'''

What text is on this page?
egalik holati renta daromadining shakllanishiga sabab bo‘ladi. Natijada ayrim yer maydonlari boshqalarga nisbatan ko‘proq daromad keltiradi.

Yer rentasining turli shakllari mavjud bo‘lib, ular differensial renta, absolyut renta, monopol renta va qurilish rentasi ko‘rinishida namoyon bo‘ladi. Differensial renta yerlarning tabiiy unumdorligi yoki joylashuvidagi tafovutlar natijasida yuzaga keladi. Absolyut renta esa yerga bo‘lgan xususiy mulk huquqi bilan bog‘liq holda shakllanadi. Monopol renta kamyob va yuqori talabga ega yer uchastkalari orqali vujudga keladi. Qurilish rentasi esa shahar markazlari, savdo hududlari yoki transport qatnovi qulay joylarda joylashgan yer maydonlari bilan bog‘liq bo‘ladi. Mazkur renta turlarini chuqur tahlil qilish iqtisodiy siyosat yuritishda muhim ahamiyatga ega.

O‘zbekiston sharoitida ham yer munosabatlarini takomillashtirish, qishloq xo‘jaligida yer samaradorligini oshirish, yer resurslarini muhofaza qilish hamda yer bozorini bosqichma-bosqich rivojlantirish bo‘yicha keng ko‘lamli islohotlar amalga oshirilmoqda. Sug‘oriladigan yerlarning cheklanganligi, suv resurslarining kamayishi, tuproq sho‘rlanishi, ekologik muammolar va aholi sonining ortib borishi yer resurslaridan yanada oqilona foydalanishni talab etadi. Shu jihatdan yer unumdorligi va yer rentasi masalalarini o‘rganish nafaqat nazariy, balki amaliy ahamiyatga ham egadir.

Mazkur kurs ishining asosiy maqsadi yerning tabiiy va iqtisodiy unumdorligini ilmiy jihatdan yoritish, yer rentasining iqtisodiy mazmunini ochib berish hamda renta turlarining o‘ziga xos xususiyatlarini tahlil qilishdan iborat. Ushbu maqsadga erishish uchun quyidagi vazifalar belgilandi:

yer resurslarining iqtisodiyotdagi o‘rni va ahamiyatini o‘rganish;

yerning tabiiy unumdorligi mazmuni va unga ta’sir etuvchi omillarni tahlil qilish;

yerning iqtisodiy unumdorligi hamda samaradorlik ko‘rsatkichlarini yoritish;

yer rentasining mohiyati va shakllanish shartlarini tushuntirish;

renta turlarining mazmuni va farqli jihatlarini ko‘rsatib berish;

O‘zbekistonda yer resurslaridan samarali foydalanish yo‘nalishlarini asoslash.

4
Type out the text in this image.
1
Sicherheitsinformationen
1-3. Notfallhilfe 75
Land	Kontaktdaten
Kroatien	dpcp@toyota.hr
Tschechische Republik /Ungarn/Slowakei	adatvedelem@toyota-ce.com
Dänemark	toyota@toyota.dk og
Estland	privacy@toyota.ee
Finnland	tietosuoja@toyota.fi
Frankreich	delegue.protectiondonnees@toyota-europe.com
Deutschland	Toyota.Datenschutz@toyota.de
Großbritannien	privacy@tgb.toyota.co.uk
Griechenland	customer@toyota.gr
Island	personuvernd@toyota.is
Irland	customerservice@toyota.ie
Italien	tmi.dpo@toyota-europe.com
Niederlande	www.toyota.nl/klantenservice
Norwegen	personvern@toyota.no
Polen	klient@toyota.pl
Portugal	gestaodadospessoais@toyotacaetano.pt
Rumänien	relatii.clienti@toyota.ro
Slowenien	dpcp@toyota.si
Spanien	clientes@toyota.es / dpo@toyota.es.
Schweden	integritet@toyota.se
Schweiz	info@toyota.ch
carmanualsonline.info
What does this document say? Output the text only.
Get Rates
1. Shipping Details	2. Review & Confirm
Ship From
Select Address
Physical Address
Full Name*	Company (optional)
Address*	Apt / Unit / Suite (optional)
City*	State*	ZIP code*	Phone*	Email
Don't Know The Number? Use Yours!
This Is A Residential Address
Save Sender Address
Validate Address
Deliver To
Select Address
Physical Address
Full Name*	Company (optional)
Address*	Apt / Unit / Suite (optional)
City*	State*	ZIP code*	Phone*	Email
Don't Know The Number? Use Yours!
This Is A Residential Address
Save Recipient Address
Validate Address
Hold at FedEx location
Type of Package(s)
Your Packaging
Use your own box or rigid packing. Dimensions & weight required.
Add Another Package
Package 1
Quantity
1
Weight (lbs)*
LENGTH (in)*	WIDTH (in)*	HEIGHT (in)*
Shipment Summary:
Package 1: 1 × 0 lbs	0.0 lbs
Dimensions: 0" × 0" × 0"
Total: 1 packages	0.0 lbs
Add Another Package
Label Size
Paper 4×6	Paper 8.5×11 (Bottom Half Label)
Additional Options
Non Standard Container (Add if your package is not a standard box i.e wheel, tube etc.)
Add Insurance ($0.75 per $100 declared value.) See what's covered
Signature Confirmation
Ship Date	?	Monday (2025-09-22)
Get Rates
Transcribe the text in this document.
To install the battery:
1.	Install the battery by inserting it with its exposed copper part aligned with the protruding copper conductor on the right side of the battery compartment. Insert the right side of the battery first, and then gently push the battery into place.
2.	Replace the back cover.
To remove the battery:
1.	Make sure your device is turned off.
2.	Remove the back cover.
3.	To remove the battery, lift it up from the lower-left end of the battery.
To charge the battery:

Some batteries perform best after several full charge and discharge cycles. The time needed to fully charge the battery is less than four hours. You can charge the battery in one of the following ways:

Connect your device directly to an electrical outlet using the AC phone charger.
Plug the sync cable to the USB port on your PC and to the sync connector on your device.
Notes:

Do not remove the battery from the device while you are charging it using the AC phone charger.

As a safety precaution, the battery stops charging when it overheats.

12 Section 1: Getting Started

'''

-- WHAT YOU SHOULD DO --
Return the line that contains "Transcribe the text in this document." and all lines after it, verbatim, and nothing else.

-- SOLVED EXERCISE --
Transcribe the text in this document.
To install the battery:
1.	Install the battery by inserting it with its exposed copper part aligned with the protruding copper conductor on the right side of the battery compartment. Insert the right side of the battery first, and then gently push the battery into place.
2.	Replace the back cover.
To remove the battery:
1.	Make sure your device is turned off.
2.	Remove the back cover.
3.	To remove the battery, lift it up from the lower-left end of the battery.
To charge the battery:

Some batteries perform best after several full charge and discharge cycles. The time needed to fully charge the battery is less than four hours. You can charge the battery in one of the following ways:

Connect your device directly to an electrical outlet using the AC phone charger.
Plug the sync cable to the USB port on your PC and to the sync connector on your device.
Notes:

Do not remove the battery from the device while you are charging it using the AC phone charger.

As a safety precaution, the battery stops charging when it overheats.

12 Section 1: Getting Started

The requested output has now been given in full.